= Prompt =
Identify the lines that include the word "Serpentine", then copy all of them.

-- start Provided records --

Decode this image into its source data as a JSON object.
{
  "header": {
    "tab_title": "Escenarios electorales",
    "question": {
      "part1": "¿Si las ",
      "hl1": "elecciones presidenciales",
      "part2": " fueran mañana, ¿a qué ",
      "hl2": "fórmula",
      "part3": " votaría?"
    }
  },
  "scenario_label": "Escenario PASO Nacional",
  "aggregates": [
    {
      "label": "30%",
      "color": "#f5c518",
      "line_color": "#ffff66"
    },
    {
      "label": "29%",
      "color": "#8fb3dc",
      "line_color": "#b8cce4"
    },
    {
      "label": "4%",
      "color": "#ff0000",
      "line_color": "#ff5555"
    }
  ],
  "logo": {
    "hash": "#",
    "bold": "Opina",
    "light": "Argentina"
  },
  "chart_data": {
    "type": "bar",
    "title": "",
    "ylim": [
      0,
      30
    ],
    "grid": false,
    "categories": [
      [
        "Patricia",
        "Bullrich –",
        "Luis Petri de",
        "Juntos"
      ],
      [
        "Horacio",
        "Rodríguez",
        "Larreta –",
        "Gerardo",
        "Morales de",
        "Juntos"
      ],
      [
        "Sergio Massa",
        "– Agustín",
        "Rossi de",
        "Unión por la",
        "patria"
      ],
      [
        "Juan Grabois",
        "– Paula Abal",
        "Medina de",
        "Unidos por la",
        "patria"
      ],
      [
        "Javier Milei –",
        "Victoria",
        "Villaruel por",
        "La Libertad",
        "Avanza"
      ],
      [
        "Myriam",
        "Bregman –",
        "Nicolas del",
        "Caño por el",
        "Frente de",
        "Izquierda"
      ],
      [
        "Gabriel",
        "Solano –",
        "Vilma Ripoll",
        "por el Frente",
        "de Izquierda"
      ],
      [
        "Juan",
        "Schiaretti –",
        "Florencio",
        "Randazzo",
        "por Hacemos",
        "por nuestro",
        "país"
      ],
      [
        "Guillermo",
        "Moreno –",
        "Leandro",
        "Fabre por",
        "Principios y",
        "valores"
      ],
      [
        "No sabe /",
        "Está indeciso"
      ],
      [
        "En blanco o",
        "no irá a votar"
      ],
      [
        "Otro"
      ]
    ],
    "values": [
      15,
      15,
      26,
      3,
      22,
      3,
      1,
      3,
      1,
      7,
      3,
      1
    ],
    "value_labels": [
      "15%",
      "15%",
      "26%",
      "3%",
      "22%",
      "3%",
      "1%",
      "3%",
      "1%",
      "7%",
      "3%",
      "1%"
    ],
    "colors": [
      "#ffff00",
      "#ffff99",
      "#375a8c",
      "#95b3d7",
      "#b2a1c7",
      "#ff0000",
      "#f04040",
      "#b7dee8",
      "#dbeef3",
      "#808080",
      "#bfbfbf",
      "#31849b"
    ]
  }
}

-- end Provided records --
-- start Provided records --

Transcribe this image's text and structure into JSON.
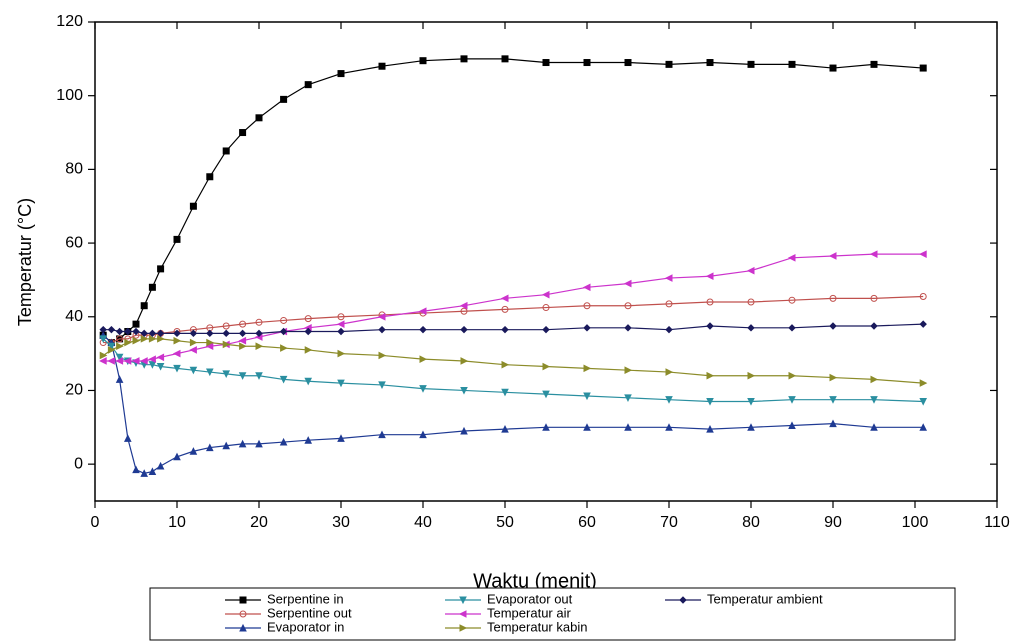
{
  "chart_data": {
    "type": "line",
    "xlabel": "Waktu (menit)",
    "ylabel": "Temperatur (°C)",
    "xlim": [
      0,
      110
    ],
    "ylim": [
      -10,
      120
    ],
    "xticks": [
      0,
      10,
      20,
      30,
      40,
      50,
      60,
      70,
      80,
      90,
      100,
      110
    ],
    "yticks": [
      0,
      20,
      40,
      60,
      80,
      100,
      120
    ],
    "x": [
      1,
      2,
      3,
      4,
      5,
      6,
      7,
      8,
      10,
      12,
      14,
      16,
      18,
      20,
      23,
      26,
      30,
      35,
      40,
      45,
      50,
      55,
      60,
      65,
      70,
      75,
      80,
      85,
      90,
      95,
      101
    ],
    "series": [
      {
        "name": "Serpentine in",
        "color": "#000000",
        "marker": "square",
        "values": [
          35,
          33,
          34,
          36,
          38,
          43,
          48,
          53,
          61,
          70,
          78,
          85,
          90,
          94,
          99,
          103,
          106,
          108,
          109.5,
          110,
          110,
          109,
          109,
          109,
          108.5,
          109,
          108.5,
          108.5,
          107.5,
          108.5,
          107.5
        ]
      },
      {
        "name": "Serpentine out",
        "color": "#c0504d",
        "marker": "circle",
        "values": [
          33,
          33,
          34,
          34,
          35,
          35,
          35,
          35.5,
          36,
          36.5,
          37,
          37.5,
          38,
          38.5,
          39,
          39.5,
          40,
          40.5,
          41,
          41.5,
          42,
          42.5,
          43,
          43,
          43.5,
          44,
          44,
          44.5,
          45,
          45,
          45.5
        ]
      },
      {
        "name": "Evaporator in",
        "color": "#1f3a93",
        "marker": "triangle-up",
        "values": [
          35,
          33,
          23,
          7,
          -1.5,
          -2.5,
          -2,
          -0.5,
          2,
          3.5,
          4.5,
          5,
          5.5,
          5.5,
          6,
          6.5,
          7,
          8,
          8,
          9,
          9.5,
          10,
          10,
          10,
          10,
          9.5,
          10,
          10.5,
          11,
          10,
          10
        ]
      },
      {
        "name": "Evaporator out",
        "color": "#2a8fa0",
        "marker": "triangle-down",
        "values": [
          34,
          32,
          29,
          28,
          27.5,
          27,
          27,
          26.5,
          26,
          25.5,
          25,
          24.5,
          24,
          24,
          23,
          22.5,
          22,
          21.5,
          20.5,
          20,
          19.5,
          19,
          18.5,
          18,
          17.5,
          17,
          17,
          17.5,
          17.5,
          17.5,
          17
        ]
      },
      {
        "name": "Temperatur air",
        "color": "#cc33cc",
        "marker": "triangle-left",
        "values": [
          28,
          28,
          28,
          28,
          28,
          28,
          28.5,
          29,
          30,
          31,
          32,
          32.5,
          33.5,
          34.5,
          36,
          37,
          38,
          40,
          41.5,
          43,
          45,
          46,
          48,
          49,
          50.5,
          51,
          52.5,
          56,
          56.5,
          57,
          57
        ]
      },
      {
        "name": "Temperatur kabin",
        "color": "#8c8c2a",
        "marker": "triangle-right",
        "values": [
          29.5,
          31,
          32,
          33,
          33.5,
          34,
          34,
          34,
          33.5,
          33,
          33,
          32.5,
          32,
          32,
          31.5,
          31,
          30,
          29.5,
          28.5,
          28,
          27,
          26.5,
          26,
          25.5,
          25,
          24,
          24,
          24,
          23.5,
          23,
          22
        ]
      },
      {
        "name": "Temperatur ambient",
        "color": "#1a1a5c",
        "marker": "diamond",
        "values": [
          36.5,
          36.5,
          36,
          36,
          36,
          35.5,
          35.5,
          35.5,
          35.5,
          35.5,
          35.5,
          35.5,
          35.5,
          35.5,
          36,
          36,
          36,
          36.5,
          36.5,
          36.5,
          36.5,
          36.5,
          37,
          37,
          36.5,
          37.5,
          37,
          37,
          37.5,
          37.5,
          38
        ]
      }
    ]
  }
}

-- end Provided records --
-- start Provided records --

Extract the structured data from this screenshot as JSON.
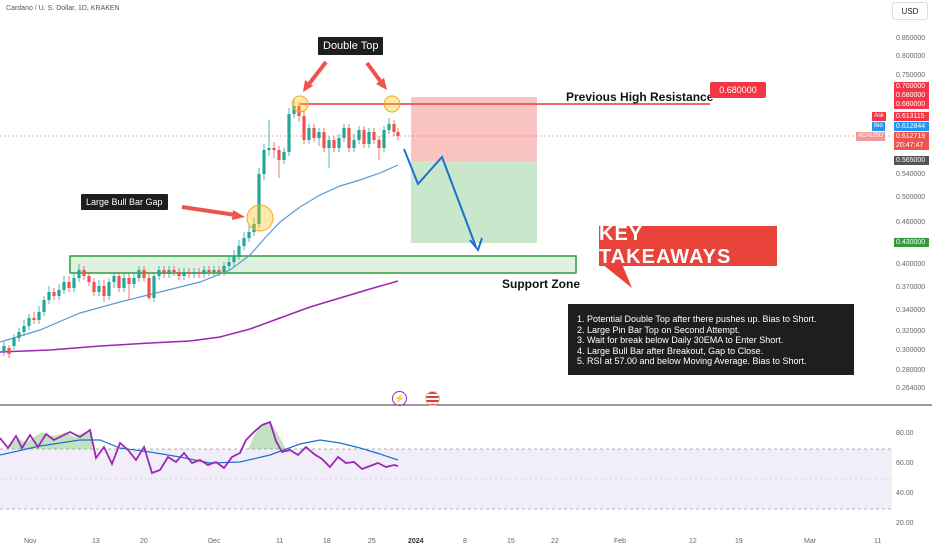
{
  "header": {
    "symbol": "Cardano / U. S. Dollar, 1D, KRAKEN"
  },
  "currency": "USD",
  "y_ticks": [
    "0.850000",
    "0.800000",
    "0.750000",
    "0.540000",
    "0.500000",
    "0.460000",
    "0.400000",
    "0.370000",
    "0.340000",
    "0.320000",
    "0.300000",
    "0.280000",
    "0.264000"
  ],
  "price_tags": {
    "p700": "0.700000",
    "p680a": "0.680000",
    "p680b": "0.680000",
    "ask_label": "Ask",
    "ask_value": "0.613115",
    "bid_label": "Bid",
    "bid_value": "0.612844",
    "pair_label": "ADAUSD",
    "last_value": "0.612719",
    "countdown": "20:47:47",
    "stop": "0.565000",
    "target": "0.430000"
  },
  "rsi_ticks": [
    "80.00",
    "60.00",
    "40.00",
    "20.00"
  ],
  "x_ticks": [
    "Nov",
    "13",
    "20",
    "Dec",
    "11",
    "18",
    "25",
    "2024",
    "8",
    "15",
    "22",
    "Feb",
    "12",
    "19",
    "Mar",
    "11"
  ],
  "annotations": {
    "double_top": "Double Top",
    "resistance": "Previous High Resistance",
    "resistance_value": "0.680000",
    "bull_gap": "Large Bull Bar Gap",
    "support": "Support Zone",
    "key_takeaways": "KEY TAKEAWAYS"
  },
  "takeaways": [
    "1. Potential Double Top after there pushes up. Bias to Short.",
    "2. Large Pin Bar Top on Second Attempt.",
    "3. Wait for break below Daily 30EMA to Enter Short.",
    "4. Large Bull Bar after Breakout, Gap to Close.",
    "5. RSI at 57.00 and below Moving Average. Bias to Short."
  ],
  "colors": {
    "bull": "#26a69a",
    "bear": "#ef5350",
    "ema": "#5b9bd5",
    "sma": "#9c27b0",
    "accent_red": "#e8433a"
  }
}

-- end Provided records --

= Reply =
        "name": "Serpentine in",
        "name": "Serpentine out",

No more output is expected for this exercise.